[Data entries for graphics]
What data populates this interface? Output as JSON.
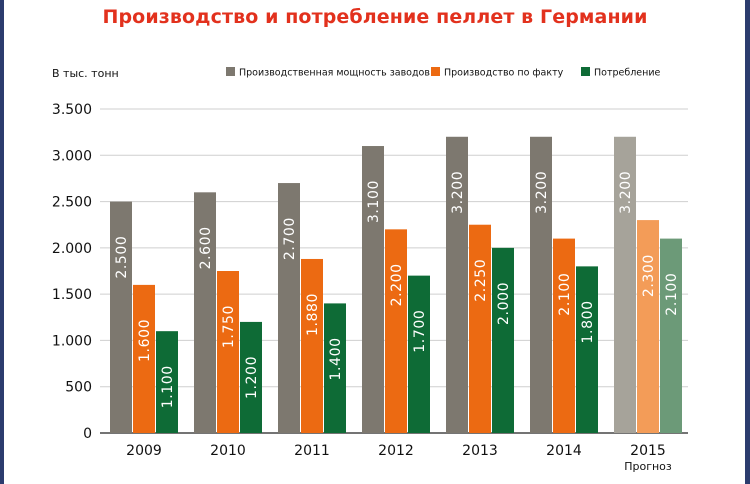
{
  "title": "Производство и потребление пеллет в Германии",
  "chart_data": {
    "type": "bar",
    "title": "Производство и потребление пеллет в Германии",
    "ylabel": "В тыс. тонн",
    "xlabel": "",
    "ylim": [
      0,
      3500
    ],
    "yticks": [
      0,
      500,
      1000,
      1500,
      2000,
      2500,
      3000,
      3500
    ],
    "ytick_labels": [
      "0",
      "500",
      "1.000",
      "1.500",
      "2.000",
      "2.500",
      "3.000",
      "3.500"
    ],
    "categories": [
      "2009",
      "2010",
      "2011",
      "2012",
      "2013",
      "2014",
      "2015"
    ],
    "category_notes": [
      "",
      "",
      "",
      "",
      "",
      "",
      "Прогноз"
    ],
    "grid": true,
    "legend_position": "top",
    "series": [
      {
        "name": "Производственная мощность заводов",
        "color": "#7d786f",
        "forecast_color": "#a6a39a",
        "values": [
          2500,
          2600,
          2700,
          3100,
          3200,
          3200,
          3200
        ],
        "labels": [
          "2.500",
          "2.600",
          "2.700",
          "3.100",
          "3.200",
          "3.200",
          "3.200"
        ]
      },
      {
        "name": "Производство по факту",
        "color": "#ec6a12",
        "forecast_color": "#f39c58",
        "values": [
          1600,
          1750,
          1880,
          2200,
          2250,
          2100,
          2300
        ],
        "labels": [
          "1.600",
          "1.750",
          "1.880",
          "2.200",
          "2.250",
          "2.100",
          "2.300"
        ]
      },
      {
        "name": "Потребление",
        "color": "#0e6b36",
        "forecast_color": "#6c9a78",
        "values": [
          1100,
          1200,
          1400,
          1700,
          2000,
          1800,
          2100
        ],
        "labels": [
          "1.100",
          "1.200",
          "1.400",
          "1.700",
          "2.000",
          "1.800",
          "2.100"
        ]
      }
    ]
  }
}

SET TASK
The pictures should not be reproduced; quote all of the other material exactly.

SOLUTION FOR THIS EXERCISE
What data populates this interface? Output as JSON.
{
  "title": "Производство и потребление пеллет в Германии",
  "chart_data": {
    "type": "bar",
    "title": "Производство и потребление пеллет в Германии",
    "ylabel": "В тыс. тонн",
    "xlabel": "",
    "ylim": [
      0,
      3500
    ],
    "yticks": [
      0,
      500,
      1000,
      1500,
      2000,
      2500,
      3000,
      3500
    ],
    "ytick_labels": [
      "0",
      "500",
      "1.000",
      "1.500",
      "2.000",
      "2.500",
      "3.000",
      "3.500"
    ],
    "categories": [
      "2009",
      "2010",
      "2011",
      "2012",
      "2013",
      "2014",
      "2015"
    ],
    "category_notes": [
      "",
      "",
      "",
      "",
      "",
      "",
      "Прогноз"
    ],
    "grid": true,
    "legend_position": "top",
    "series": [
      {
        "name": "Производственная мощность заводов",
        "color": "#7d786f",
        "forecast_color": "#a6a39a",
        "values": [
          2500,
          2600,
          2700,
          3100,
          3200,
          3200,
          3200
        ],
        "labels": [
          "2.500",
          "2.600",
          "2.700",
          "3.100",
          "3.200",
          "3.200",
          "3.200"
        ]
      },
      {
        "name": "Производство по факту",
        "color": "#ec6a12",
        "forecast_color": "#f39c58",
        "values": [
          1600,
          1750,
          1880,
          2200,
          2250,
          2100,
          2300
        ],
        "labels": [
          "1.600",
          "1.750",
          "1.880",
          "2.200",
          "2.250",
          "2.100",
          "2.300"
        ]
      },
      {
        "name": "Потребление",
        "color": "#0e6b36",
        "forecast_color": "#6c9a78",
        "values": [
          1100,
          1200,
          1400,
          1700,
          2000,
          1800,
          2100
        ],
        "labels": [
          "1.100",
          "1.200",
          "1.400",
          "1.700",
          "2.000",
          "1.800",
          "2.100"
        ]
      }
    ]
  }
}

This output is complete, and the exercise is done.